Raw records
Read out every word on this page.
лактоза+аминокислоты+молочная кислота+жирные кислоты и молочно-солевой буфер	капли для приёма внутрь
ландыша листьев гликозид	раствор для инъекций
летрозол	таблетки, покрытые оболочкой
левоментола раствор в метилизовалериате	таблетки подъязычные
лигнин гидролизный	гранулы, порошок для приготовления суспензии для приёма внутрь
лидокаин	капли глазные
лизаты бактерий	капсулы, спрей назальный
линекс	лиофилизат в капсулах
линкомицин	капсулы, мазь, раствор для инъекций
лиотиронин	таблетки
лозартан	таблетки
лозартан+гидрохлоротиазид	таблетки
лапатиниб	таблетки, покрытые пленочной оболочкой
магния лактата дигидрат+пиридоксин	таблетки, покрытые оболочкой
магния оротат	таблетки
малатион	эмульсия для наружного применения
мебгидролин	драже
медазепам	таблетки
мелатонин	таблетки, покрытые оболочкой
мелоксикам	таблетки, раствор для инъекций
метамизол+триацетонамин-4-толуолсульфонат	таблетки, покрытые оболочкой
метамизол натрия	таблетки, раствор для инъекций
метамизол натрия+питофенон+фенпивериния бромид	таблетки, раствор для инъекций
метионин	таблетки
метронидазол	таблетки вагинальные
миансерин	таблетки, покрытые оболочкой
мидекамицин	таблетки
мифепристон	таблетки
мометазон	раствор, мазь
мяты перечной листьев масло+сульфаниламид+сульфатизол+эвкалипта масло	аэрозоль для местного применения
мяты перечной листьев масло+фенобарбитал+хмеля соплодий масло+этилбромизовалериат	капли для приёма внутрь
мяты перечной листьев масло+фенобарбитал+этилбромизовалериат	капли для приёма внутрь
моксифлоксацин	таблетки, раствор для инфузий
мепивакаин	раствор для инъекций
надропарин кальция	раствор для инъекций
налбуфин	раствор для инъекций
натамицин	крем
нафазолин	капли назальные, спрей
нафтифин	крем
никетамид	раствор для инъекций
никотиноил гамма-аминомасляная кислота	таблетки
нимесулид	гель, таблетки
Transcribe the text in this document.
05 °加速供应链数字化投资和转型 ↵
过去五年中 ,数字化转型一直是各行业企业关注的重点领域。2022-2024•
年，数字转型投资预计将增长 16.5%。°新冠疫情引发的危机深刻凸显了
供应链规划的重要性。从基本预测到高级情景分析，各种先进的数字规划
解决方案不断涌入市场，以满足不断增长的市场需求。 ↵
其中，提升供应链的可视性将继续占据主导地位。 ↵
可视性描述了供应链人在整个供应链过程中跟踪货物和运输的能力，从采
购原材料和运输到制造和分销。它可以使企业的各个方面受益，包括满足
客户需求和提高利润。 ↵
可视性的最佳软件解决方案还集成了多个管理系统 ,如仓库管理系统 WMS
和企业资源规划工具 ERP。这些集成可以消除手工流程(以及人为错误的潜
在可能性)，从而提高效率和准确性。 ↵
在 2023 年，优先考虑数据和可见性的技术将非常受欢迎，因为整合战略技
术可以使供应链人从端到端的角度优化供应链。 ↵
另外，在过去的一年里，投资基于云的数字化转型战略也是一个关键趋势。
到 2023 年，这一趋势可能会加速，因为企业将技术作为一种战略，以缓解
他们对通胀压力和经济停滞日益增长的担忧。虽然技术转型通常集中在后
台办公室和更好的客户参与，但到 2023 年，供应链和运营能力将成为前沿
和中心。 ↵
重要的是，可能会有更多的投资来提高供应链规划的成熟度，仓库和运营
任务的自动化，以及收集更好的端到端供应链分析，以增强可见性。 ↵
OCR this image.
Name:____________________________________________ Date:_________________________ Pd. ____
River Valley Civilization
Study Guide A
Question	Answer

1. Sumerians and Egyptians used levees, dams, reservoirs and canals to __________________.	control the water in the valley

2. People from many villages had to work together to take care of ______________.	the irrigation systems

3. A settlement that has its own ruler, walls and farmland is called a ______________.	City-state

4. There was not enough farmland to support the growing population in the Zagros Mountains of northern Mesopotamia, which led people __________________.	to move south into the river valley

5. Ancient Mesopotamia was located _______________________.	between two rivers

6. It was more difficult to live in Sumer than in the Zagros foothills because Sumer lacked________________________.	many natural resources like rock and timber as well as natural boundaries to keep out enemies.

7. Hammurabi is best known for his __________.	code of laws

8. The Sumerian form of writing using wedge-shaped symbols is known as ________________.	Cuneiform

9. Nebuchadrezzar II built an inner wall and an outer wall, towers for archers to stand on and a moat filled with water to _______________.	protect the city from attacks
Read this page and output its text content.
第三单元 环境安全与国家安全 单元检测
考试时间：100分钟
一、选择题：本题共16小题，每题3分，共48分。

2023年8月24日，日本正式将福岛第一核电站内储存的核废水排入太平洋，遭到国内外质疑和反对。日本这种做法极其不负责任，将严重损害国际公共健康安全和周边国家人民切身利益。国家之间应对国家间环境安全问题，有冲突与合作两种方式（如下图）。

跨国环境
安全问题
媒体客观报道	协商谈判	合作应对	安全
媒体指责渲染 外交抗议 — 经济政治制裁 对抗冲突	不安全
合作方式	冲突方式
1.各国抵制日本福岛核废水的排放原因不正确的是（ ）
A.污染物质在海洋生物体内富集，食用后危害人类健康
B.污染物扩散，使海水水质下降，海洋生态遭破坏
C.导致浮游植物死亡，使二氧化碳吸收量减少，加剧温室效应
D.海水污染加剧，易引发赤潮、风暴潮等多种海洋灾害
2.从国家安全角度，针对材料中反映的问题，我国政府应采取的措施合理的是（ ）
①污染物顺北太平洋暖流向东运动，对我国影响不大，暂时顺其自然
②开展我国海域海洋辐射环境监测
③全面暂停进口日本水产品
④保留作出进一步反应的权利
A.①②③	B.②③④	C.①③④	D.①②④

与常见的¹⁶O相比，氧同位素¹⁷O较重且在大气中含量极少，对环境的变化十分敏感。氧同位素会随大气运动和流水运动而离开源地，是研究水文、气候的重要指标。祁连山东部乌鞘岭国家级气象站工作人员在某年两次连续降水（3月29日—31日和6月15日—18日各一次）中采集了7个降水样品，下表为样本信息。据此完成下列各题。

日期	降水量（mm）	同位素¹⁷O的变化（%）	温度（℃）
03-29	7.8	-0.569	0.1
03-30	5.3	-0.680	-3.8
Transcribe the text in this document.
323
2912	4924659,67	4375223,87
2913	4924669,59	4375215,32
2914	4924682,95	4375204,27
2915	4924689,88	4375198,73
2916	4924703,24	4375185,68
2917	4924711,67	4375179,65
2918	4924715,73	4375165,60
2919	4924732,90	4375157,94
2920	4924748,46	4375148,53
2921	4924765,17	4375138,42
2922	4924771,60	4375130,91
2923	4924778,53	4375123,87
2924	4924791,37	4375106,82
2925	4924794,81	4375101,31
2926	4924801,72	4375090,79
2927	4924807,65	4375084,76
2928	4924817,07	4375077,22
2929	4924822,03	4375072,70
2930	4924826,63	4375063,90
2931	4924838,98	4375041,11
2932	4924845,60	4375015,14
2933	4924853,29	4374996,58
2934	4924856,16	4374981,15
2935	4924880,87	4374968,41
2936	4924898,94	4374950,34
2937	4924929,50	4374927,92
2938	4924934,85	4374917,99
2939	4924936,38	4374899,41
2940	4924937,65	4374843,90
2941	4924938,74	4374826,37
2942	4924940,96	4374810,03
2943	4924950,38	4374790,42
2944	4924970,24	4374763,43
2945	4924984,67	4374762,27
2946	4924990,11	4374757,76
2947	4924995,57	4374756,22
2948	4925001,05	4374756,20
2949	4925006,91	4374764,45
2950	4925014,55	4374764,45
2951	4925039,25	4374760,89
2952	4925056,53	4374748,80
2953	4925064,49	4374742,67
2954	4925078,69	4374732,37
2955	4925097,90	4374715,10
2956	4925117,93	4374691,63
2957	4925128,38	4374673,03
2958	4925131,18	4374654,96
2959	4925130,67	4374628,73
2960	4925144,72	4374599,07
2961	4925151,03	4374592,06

Task objective
Find every line in the records above that holds the word "from", and copy each one.

Response for this exercise
2. People from many villages had to work together to take care of ______________.	the irrigation systems
9. Nebuchadrezzar II built an inner wall and an outer wall, towers for archers to stand on and a moat filled with water to _______________.	protect the city from attacks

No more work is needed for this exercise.